##### 本文の一節 #####

「文章作法:美しい文章の書き方(理論編)」(V2:2021年1月31日)

 来週の水曜日(2月4日)に、新三年生向けに「読書感想文の書き方」をリモートで教えることになりました。コロナで新ゼミ生に対して接する場が少ないためです。そこで、「文章の書き方」について手引書を作成することにしました。まずは、「文章作法:美しい文章の書き方(理論編)」をアップしておきます。

  

「文章の作法:美しい文章の書き方(理論編)」(V2:20210131)

 (感想文を書くための心得)     小川孔輔(作成)

 

Ⅰ 理論編

 

1 はじめに

 小川ゼミでは、隔月で読書感想文を課しています。入ゼミ後の数回は、感想文の提出にあたって新4年生が新3年生の文章を添削指導しています。今回は新型コロナの感染拡大のために、先輩の4年生が新入生を直接指導できない状況にあります。そこで、わたし(小川)が、リモートで感想文の手ほどきをすることにしました。

 小川ゼミでは、すべての活動に対応して「手引書」があります。この文書も、たくさんあるマニュアルの中の一つだと思ってください。教育指導は、スポーツや趣味と一緒です。例えば、野球や剣道、チェスや将棋のように、文章を書くことも基本形(型)やルール(規則)を覚えるところから始まります。

 基本となる原理や原則を知り、練習を積むことで文章が苦手でなくなります。ポイントは、論理的で美しい、個性的な文体を会得することです。そのためには、コツを身に着けることが必要です。

 それでは、文章作法の解説を始めるます。最初に、元大学院生(新田美砂子さん)が準備をしている『野菜が主役の料理法(Misako’sメソッド)』の冒頭部分を読んでください。ファイルがふたつ添付してあります。

##### 資料の抜粋 #####

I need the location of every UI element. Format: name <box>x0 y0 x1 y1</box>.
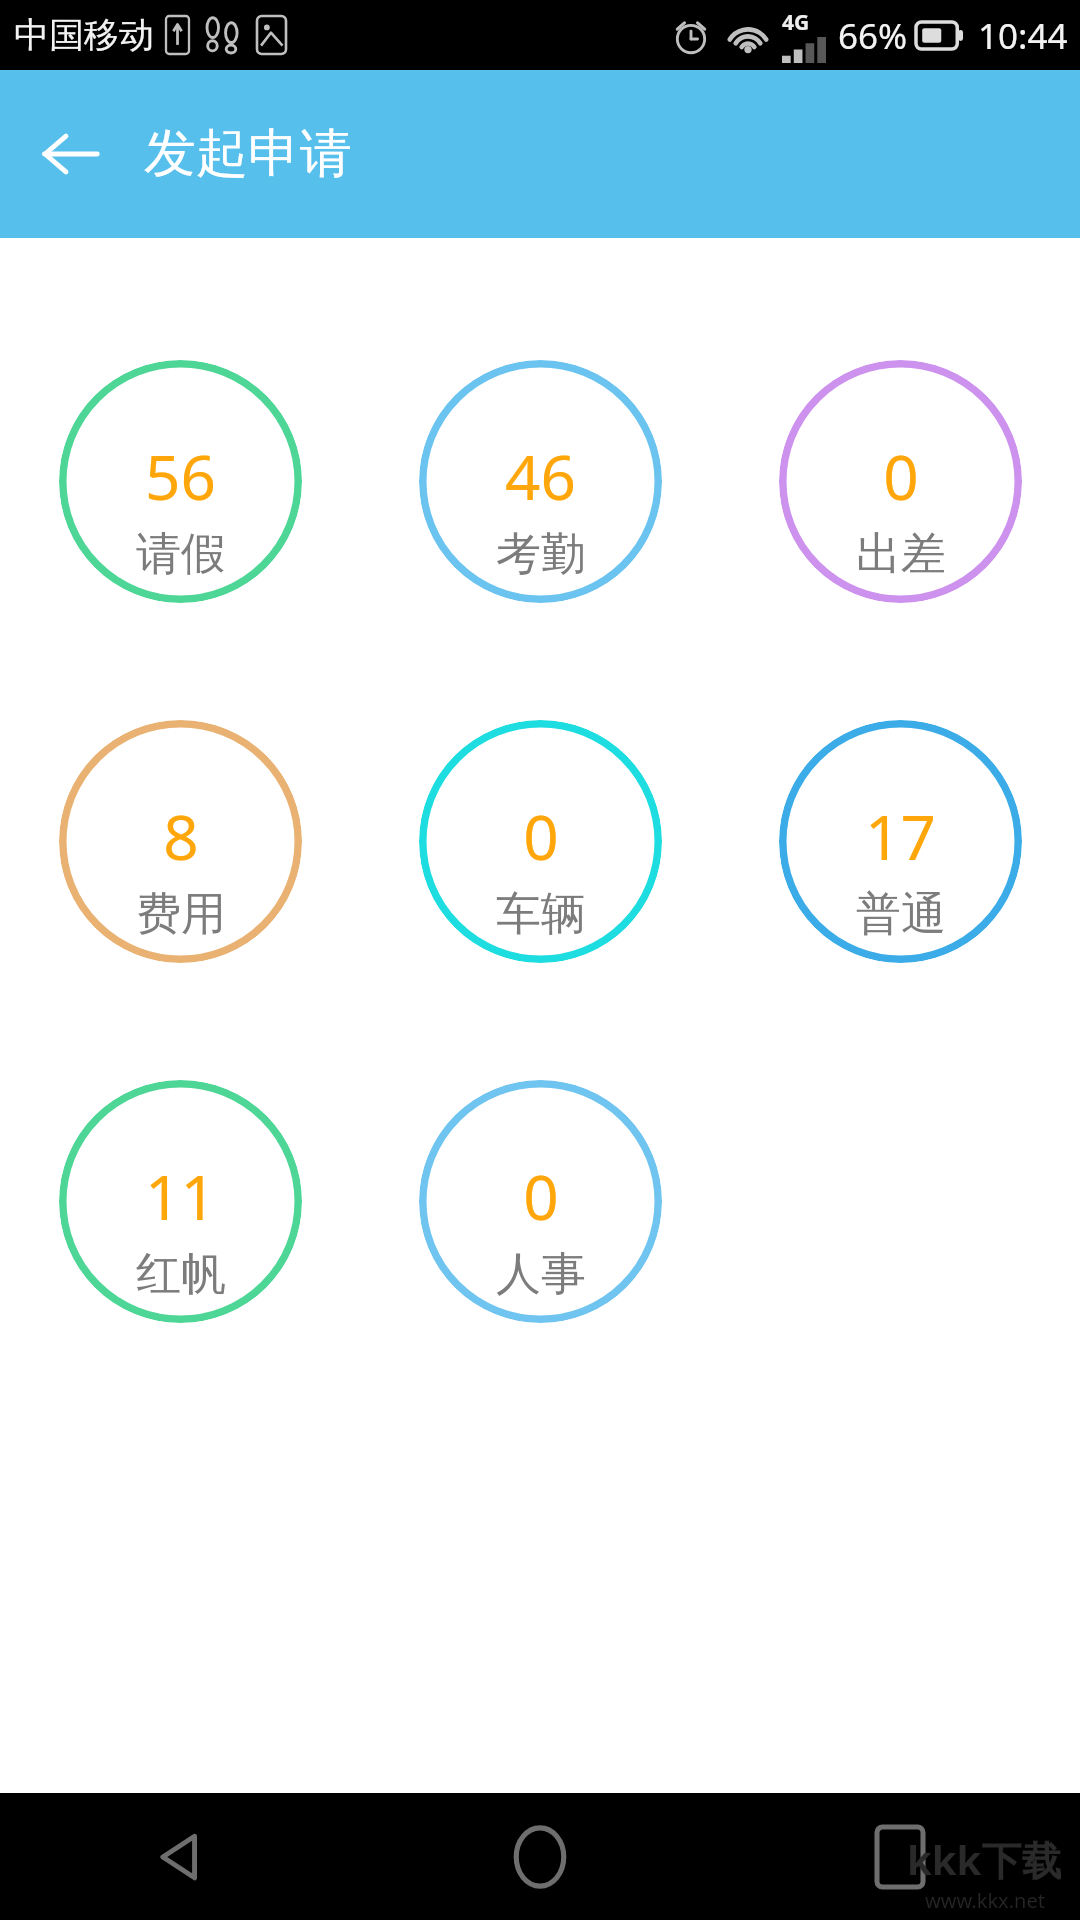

#####

課題の条件:
(a) 文章作法の手引きの内容を、2文で要約してください。
(b) 文章作法の手引きのうち、「基本となる原理や原則を知り、」という語句を含むところから始めて「ルがふたつ添付してあります。」のあとで終わる部分を書き直してください。その際、「練習」を「訓練」に置き換えてください。
(c) 文章作法の手引きで、文章を書くことのたとえとして挙げられている競技や遊びをすべて書き出してください。

解答結果:
(a) 小川ゼミでは隔月で読書感想文を課しているが、新型コロナの感染拡大で先輩の4年生が新入生を直接指導できないため、小川がリモートで感想文の手ほどきをすることにした。文章を書くこともスポーツや趣味と同じく基本形やルールを覚えることから始まり、原理や原則を知って練習を積めば苦手でなくなるが、ポイントは論理的で美しい、個性的な文体を会得することである。

(b)
基本となる原理や原則を知り、訓練を積むことで文章が苦手でなくなります。ポイントは、論理的で美しい、個性的な文体を会得することです。そのためには、コツを身に着けることが必要です。

 それでは、文章作法の解説を始めるます。最初に、元大学院生(新田美砂子さん)が準備をしている『野菜が主役の料理法(Misako’sメソッド)』の冒頭部分を読んでください。ファイルがふたつ添付してあります。

(c) 野球、剣道、チェス、将棋